_Exercise prompt_
The word "glutamate" may appear in lines of the data below. Say how many lines hold it, giving only the number.

((

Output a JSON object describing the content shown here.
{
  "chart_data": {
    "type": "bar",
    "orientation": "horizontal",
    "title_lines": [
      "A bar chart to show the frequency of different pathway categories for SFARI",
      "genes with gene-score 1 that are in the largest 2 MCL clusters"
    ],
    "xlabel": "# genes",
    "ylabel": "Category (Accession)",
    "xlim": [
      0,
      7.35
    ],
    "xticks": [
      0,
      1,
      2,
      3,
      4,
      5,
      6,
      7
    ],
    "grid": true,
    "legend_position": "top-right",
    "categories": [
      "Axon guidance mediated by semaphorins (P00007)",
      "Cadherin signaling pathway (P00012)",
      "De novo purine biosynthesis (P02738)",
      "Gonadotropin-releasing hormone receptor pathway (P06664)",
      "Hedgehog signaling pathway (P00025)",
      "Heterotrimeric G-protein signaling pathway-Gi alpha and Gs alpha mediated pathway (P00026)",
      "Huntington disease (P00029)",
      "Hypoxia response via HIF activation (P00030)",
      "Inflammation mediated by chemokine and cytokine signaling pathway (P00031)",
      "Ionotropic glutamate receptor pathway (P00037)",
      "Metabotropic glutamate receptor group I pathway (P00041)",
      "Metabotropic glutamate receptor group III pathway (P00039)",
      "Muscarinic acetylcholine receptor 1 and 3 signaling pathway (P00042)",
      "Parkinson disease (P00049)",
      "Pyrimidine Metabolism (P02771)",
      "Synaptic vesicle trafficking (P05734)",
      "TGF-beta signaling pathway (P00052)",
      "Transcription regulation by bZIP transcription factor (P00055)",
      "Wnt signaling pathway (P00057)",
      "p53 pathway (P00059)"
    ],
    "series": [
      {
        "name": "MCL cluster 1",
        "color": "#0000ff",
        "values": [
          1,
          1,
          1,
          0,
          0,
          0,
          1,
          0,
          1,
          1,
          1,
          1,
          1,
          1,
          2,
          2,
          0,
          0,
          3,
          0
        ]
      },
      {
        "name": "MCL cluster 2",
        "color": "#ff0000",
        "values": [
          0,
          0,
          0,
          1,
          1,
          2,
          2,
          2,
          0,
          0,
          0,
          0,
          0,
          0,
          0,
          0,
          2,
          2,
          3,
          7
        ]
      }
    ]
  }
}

))

_Result for this exercise_
3